(Aim of the task) Write out all of the data without omission, exactly as shown.
───── Records for this exercise ─────
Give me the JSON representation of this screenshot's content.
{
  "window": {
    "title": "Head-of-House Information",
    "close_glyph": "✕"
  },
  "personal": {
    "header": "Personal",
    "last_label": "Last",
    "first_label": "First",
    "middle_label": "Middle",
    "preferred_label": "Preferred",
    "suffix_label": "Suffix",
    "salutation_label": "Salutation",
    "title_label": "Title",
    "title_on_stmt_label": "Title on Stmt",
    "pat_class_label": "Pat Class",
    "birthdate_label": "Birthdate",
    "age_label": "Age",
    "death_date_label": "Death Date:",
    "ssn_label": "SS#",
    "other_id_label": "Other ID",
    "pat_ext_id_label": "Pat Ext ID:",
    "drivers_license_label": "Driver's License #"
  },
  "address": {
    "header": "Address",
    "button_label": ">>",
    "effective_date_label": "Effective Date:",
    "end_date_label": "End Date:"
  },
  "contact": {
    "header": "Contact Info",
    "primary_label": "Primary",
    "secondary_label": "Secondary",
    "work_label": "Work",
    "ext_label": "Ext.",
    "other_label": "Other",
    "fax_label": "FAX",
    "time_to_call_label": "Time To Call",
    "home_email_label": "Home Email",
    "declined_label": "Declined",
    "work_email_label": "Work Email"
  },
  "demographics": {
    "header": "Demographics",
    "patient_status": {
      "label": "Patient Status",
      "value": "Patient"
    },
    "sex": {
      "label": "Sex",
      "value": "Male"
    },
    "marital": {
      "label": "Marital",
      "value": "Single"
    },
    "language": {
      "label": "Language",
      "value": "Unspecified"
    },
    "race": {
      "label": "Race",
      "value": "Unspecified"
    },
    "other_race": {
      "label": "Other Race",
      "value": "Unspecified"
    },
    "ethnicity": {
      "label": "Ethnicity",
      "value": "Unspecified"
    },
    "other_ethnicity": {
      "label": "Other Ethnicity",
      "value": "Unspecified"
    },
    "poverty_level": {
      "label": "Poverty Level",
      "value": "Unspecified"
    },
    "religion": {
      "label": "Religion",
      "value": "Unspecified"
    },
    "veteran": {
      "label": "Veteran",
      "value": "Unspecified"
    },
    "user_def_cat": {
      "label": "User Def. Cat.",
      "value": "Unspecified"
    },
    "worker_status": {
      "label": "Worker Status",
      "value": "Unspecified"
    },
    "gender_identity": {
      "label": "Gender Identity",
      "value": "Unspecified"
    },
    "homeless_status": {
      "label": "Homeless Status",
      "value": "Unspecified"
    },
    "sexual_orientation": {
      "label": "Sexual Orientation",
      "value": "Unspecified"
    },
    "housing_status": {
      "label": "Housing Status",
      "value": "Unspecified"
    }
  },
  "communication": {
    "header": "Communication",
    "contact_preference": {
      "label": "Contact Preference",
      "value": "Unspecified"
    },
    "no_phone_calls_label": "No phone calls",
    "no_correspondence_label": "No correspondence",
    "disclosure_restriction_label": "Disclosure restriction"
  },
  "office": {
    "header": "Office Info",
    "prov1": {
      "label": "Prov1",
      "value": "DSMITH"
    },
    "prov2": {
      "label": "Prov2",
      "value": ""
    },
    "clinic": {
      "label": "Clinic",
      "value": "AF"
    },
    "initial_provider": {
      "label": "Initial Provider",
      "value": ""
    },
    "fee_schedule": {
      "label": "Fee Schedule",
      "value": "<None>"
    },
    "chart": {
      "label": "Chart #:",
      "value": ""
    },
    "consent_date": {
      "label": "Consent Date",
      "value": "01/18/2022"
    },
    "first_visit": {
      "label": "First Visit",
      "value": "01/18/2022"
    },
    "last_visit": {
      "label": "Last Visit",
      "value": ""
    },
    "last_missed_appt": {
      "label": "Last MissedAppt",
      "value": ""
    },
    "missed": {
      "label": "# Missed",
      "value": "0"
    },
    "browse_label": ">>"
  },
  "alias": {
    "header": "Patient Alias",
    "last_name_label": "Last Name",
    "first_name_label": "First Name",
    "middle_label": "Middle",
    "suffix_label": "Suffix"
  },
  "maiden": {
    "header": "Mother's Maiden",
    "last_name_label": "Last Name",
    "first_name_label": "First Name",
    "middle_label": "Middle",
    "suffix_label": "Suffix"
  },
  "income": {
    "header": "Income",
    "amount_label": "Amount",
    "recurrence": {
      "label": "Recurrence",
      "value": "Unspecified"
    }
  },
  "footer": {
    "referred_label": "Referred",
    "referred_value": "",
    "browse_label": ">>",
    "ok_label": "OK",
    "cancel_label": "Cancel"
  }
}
─────
(Output for this exercise)
Give me the JSON representation of this screenshot's content.
{
  "window": {
    "title": "Head-of-House Information",
    "close_glyph": "✕"
  },
  "personal": {
    "header": "Personal",
    "last_label": "Last",
    "first_label": "First",
    "middle_label": "Middle",
    "preferred_label": "Preferred",
    "suffix_label": "Suffix",
    "salutation_label": "Salutation",
    "title_label": "Title",
    "title_on_stmt_label": "Title on Stmt",
    "pat_class_label": "Pat Class",
    "birthdate_label": "Birthdate",
    "age_label": "Age",
    "death_date_label": "Death Date:",
    "ssn_label": "SS#",
    "other_id_label": "Other ID",
    "pat_ext_id_label": "Pat Ext ID:",
    "drivers_license_label": "Driver's License #"
  },
  "address": {
    "header": "Address",
    "button_label": ">>",
    "effective_date_label": "Effective Date:",
    "end_date_label": "End Date:"
  },
  "contact": {
    "header": "Contact Info",
    "primary_label": "Primary",
    "secondary_label": "Secondary",
    "work_label": "Work",
    "ext_label": "Ext.",
    "other_label": "Other",
    "fax_label": "FAX",
    "time_to_call_label": "Time To Call",
    "home_email_label": "Home Email",
    "declined_label": "Declined",
    "work_email_label": "Work Email"
  },
  "demographics": {
    "header": "Demographics",
    "patient_status": {
      "label": "Patient Status",
      "value": "Patient"
    },
    "sex": {
      "label": "Sex",
      "value": "Male"
    },
    "marital": {
      "label": "Marital",
      "value": "Single"
    },
    "language": {
      "label": "Language",
      "value": "Unspecified"
    },
    "race": {
      "label": "Race",
      "value": "Unspecified"
    },
    "other_race": {
      "label": "Other Race",
      "value": "Unspecified"
    },
    "ethnicity": {
      "label": "Ethnicity",
      "value": "Unspecified"
    },
    "other_ethnicity": {
      "label": "Other Ethnicity",
      "value": "Unspecified"
    },
    "poverty_level": {
      "label": "Poverty Level",
      "value": "Unspecified"
    },
    "religion": {
      "label": "Religion",
      "value": "Unspecified"
    },
    "veteran": {
      "label": "Veteran",
      "value": "Unspecified"
    },
    "user_def_cat": {
      "label": "User Def. Cat.",
      "value": "Unspecified"
    },
    "worker_status": {
      "label": "Worker Status",
      "value": "Unspecified"
    },
    "gender_identity": {
      "label": "Gender Identity",
      "value": "Unspecified"
    },
    "homeless_status": {
      "label": "Homeless Status",
      "value": "Unspecified"
    },
    "sexual_orientation": {
      "label": "Sexual Orientation",
      "value": "Unspecified"
    },
    "housing_status": {
      "label": "Housing Status",
      "value": "Unspecified"
    }
  },
  "communication": {
    "header": "Communication",
    "contact_preference": {
      "label": "Contact Preference",
      "value": "Unspecified"
    },
    "no_phone_calls_label": "No phone calls",
    "no_correspondence_label": "No correspondence",
    "disclosure_restriction_label": "Disclosure restriction"
  },
  "office": {
    "header": "Office Info",
    "prov1": {
      "label": "Prov1",
      "value": "DSMITH"
    },
    "prov2": {
      "label": "Prov2",
      "value": ""
    },
    "clinic": {
      "label": "Clinic",
      "value": "AF"
    },
    "initial_provider": {
      "label": "Initial Provider",
      "value": ""
    },
    "fee_schedule": {
      "label": "Fee Schedule",
      "value": "<None>"
    },
    "chart": {
      "label": "Chart #:",
      "value": ""
    },
    "consent_date": {
      "label": "Consent Date",
      "value": "01/18/2022"
    },
    "first_visit": {
      "label": "First Visit",
      "value": "01/18/2022"
    },
    "last_visit": {
      "label": "Last Visit",
      "value": ""
    },
    "last_missed_appt": {
      "label": "Last MissedAppt",
      "value": ""
    },
    "missed": {
      "label": "# Missed",
      "value": "0"
    },
    "browse_label": ">>"
  },
  "alias": {
    "header": "Patient Alias",
    "last_name_label": "Last Name",
    "first_name_label": "First Name",
    "middle_label": "Middle",
    "suffix_label": "Suffix"
  },
  "maiden": {
    "header": "Mother's Maiden",
    "last_name_label": "Last Name",
    "first_name_label": "First Name",
    "middle_label": "Middle",
    "suffix_label": "Suffix"
  },
  "income": {
    "header": "Income",
    "amount_label": "Amount",
    "recurrence": {
      "label": "Recurrence",
      "value": "Unspecified"
    }
  },
  "footer": {
    "referred_label": "Referred",
    "referred_value": "",
    "browse_label": ">>",
    "ok_label": "OK",
    "cancel_label": "Cancel"
  }
}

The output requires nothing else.